**Record excerpts:**
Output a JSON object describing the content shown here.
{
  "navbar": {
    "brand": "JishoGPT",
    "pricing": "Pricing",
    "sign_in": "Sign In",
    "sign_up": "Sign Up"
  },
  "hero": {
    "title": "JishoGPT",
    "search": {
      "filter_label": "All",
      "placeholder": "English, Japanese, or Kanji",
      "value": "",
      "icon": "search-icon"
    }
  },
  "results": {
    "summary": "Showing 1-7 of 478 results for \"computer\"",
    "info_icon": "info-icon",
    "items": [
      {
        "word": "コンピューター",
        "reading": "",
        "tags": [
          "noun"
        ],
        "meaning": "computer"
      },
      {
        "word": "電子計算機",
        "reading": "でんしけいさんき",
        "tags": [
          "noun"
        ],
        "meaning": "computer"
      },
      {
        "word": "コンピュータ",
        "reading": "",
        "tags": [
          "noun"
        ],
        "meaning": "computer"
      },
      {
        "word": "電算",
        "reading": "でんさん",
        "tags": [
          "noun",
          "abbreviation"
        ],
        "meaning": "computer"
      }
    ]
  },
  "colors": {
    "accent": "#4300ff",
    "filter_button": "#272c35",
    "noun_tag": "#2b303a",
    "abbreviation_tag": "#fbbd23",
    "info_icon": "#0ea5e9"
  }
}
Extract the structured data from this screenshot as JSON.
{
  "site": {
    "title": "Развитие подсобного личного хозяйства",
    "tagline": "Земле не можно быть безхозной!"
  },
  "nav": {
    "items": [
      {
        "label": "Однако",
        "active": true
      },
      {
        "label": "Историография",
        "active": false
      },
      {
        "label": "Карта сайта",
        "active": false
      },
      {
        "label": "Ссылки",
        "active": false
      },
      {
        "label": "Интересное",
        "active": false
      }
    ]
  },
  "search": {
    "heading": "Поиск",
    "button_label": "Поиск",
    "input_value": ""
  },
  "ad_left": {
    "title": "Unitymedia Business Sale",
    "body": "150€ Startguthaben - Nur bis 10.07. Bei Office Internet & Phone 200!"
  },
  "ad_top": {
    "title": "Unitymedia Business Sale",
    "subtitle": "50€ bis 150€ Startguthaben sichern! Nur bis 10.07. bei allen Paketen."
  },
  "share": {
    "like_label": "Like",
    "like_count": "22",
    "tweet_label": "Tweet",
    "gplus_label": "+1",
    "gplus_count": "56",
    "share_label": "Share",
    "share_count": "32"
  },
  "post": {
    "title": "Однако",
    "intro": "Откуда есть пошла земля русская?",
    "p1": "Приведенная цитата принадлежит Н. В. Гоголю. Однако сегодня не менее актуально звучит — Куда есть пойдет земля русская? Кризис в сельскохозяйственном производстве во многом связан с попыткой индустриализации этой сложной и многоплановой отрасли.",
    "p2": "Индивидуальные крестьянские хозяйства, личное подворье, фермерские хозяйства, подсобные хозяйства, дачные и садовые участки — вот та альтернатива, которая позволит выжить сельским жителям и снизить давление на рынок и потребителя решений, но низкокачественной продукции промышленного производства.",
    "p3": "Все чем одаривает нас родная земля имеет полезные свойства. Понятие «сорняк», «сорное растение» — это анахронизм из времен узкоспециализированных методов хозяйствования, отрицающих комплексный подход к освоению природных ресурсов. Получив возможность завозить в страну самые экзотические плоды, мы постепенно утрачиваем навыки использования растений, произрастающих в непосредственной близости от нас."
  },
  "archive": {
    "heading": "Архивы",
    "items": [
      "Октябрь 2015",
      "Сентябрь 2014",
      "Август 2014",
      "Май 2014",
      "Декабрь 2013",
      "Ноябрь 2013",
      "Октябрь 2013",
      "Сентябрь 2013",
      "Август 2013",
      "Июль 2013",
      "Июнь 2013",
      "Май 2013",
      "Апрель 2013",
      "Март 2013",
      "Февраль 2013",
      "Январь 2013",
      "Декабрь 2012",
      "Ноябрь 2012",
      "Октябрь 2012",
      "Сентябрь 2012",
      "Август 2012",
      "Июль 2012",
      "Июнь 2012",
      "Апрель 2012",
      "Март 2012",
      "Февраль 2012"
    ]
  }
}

**Stated goal:** Restate all of the entries exactly, please.

**Solution below:**
Output a JSON object describing the content shown here.
{
  "navbar": {
    "brand": "JishoGPT",
    "pricing": "Pricing",
    "sign_in": "Sign In",
    "sign_up": "Sign Up"
  },
  "hero": {
    "title": "JishoGPT",
    "search": {
      "filter_label": "All",
      "placeholder": "English, Japanese, or Kanji",
      "value": "",
      "icon": "search-icon"
    }
  },
  "results": {
    "summary": "Showing 1-7 of 478 results for \"computer\"",
    "info_icon": "info-icon",
    "items": [
      {
        "word": "コンピューター",
        "reading": "",
        "tags": [
          "noun"
        ],
        "meaning": "computer"
      },
      {
        "word": "電子計算機",
        "reading": "でんしけいさんき",
        "tags": [
          "noun"
        ],
        "meaning": "computer"
      },
      {
        "word": "コンピュータ",
        "reading": "",
        "tags": [
          "noun"
        ],
        "meaning": "computer"
      },
      {
        "word": "電算",
        "reading": "でんさん",
        "tags": [
          "noun",
          "abbreviation"
        ],
        "meaning": "computer"
      }
    ]
  },
  "colors": {
    "accent": "#4300ff",
    "filter_button": "#272c35",
    "noun_tag": "#2b303a",
    "abbreviation_tag": "#fbbd23",
    "info_icon": "#0ea5e9"
  }
}
Extract the structured data from this screenshot as JSON.
{
  "site": {
    "title": "Развитие подсобного личного хозяйства",
    "tagline": "Земле не можно быть безхозной!"
  },
  "nav": {
    "items": [
      {
        "label": "Однако",
        "active": true
      },
      {
        "label": "Историография",
        "active": false
      },
      {
        "label": "Карта сайта",
        "active": false
      },
      {
        "label": "Ссылки",
        "active": false
      },
      {
        "label": "Интересное",
        "active": false
      }
    ]
  },
  "search": {
    "heading": "Поиск",
    "button_label": "Поиск",
    "input_value": ""
  },
  "ad_left": {
    "title": "Unitymedia Business Sale",
    "body": "150€ Startguthaben - Nur bis 10.07. Bei Office Internet & Phone 200!"
  },
  "ad_top": {
    "title": "Unitymedia Business Sale",
    "subtitle": "50€ bis 150€ Startguthaben sichern! Nur bis 10.07. bei allen Paketen."
  },
  "share": {
    "like_label": "Like",
    "like_count": "22",
    "tweet_label": "Tweet",
    "gplus_label": "+1",
    "gplus_count": "56",
    "share_label": "Share",
    "share_count": "32"
  },
  "post": {
    "title": "Однако",
    "intro": "Откуда есть пошла земля русская?",
    "p1": "Приведенная цитата принадлежит Н. В. Гоголю. Однако сегодня не менее актуально звучит — Куда есть пойдет земля русская? Кризис в сельскохозяйственном производстве во многом связан с попыткой индустриализации этой сложной и многоплановой отрасли.",
    "p2": "Индивидуальные крестьянские хозяйства, личное подворье, фермерские хозяйства, подсобные хозяйства, дачные и садовые участки — вот та альтернатива, которая позволит выжить сельским жителям и снизить давление на рынок и потребителя решений, но низкокачественной продукции промышленного производства.",
    "p3": "Все чем одаривает нас родная земля имеет полезные свойства. Понятие «сорняк», «сорное растение» — это анахронизм из времен узкоспециализированных методов хозяйствования, отрицающих комплексный подход к освоению природных ресурсов. Получив возможность завозить в страну самые экзотические плоды, мы постепенно утрачиваем навыки использования растений, произрастающих в непосредственной близости от нас."
  },
  "archive": {
    "heading": "Архивы",
    "items": [
      "Октябрь 2015",
      "Сентябрь 2014",
      "Август 2014",
      "Май 2014",
      "Декабрь 2013",
      "Ноябрь 2013",
      "Октябрь 2013",
      "Сентябрь 2013",
      "Август 2013",
      "Июль 2013",
      "Июнь 2013",
      "Май 2013",
      "Апрель 2013",
      "Март 2013",
      "Февраль 2013",
      "Январь 2013",
      "Декабрь 2012",
      "Ноябрь 2012",
      "Октябрь 2012",
      "Сентябрь 2012",
      "Август 2012",
      "Июль 2012",
      "Июнь 2012",
      "Апрель 2012",
      "Март 2012",
      "Февраль 2012"
    ]
  }
}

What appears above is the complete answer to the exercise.